Objective:
Repeat the material below exactly, line for line.
##### Extracted data #####
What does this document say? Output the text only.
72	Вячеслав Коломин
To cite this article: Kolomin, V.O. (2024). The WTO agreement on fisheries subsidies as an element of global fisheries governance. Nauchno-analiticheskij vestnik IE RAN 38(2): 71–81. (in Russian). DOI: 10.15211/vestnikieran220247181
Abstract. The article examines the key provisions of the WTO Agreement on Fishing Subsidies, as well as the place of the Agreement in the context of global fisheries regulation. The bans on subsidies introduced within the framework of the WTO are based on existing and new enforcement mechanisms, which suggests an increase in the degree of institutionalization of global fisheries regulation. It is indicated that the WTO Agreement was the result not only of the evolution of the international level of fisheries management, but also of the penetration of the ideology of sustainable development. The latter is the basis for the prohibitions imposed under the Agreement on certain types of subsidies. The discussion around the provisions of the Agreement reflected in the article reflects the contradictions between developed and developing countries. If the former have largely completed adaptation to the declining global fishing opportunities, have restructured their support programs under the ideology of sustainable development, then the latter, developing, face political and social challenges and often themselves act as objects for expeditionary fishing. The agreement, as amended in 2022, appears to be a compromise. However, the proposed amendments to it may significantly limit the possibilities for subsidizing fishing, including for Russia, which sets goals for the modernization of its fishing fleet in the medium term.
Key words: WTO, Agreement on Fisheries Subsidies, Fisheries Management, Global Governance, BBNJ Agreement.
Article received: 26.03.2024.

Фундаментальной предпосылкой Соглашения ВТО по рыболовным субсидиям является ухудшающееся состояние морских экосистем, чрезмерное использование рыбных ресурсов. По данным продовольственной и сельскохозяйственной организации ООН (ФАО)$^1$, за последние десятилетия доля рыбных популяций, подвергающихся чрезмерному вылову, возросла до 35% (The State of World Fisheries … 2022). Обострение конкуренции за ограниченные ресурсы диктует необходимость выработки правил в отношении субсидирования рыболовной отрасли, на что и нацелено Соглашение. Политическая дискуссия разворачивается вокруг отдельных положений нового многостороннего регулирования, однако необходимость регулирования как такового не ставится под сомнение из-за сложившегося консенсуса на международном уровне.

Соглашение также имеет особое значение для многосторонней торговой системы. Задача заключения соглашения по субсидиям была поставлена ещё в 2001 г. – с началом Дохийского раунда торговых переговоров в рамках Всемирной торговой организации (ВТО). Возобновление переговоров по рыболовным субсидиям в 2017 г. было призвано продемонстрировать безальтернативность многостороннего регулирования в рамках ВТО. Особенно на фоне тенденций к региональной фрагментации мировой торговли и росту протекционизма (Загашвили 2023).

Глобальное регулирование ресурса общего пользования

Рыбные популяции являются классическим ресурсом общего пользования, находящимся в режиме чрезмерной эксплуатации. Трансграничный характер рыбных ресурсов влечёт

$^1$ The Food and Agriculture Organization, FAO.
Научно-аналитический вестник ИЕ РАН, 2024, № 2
#####
Response:
What does this document say? Output the text only.
72	Вячеслав Коломин
To cite this article: Kolomin, V.O. (2024). The WTO agreement on fisheries subsidies as an element of global fisheries governance. Nauchno-analiticheskij vestnik IE RAN 38(2): 71–81. (in Russian). DOI: 10.15211/vestnikieran220247181
Abstract. The article examines the key provisions of the WTO Agreement on Fishing Subsidies, as well as the place of the Agreement in the context of global fisheries regulation. The bans on subsidies introduced within the framework of the WTO are based on existing and new enforcement mechanisms, which suggests an increase in the degree of institutionalization of global fisheries regulation. It is indicated that the WTO Agreement was the result not only of the evolution of the international level of fisheries management, but also of the penetration of the ideology of sustainable development. The latter is the basis for the prohibitions imposed under the Agreement on certain types of subsidies. The discussion around the provisions of the Agreement reflected in the article reflects the contradictions between developed and developing countries. If the former have largely completed adaptation to the declining global fishing opportunities, have restructured their support programs under the ideology of sustainable development, then the latter, developing, face political and social challenges and often themselves act as objects for expeditionary fishing. The agreement, as amended in 2022, appears to be a compromise. However, the proposed amendments to it may significantly limit the possibilities for subsidizing fishing, including for Russia, which sets goals for the modernization of its fishing fleet in the medium term.
Key words: WTO, Agreement on Fisheries Subsidies, Fisheries Management, Global Governance, BBNJ Agreement.
Article received: 26.03.2024.

Фундаментальной предпосылкой Соглашения ВТО по рыболовным субсидиям является ухудшающееся состояние морских экосистем, чрезмерное использование рыбных ресурсов. По данным продовольственной и сельскохозяйственной организации ООН (ФАО)$^1$, за последние десятилетия доля рыбных популяций, подвергающихся чрезмерному вылову, возросла до 35% (The State of World Fisheries … 2022). Обострение конкуренции за ограниченные ресурсы диктует необходимость выработки правил в отношении субсидирования рыболовной отрасли, на что и нацелено Соглашение. Политическая дискуссия разворачивается вокруг отдельных положений нового многостороннего регулирования, однако необходимость регулирования как такового не ставится под сомнение из-за сложившегося консенсуса на международном уровне.

Соглашение также имеет особое значение для многосторонней торговой системы. Задача заключения соглашения по субсидиям была поставлена ещё в 2001 г. – с началом Дохийского раунда торговых переговоров в рамках Всемирной торговой организации (ВТО). Возобновление переговоров по рыболовным субсидиям в 2017 г. было призвано продемонстрировать безальтернативность многостороннего регулирования в рамках ВТО. Особенно на фоне тенденций к региональной фрагментации мировой торговли и росту протекционизма (Загашвили 2023).

Глобальное регулирование ресурса общего пользования

Рыбные популяции являются классическим ресурсом общего пользования, находящимся в режиме чрезмерной эксплуатации. Трансграничный характер рыбных ресурсов влечёт

$^1$ The Food and Agriculture Organization, FAO.
Научно-аналитический вестник ИЕ РАН, 2024, № 2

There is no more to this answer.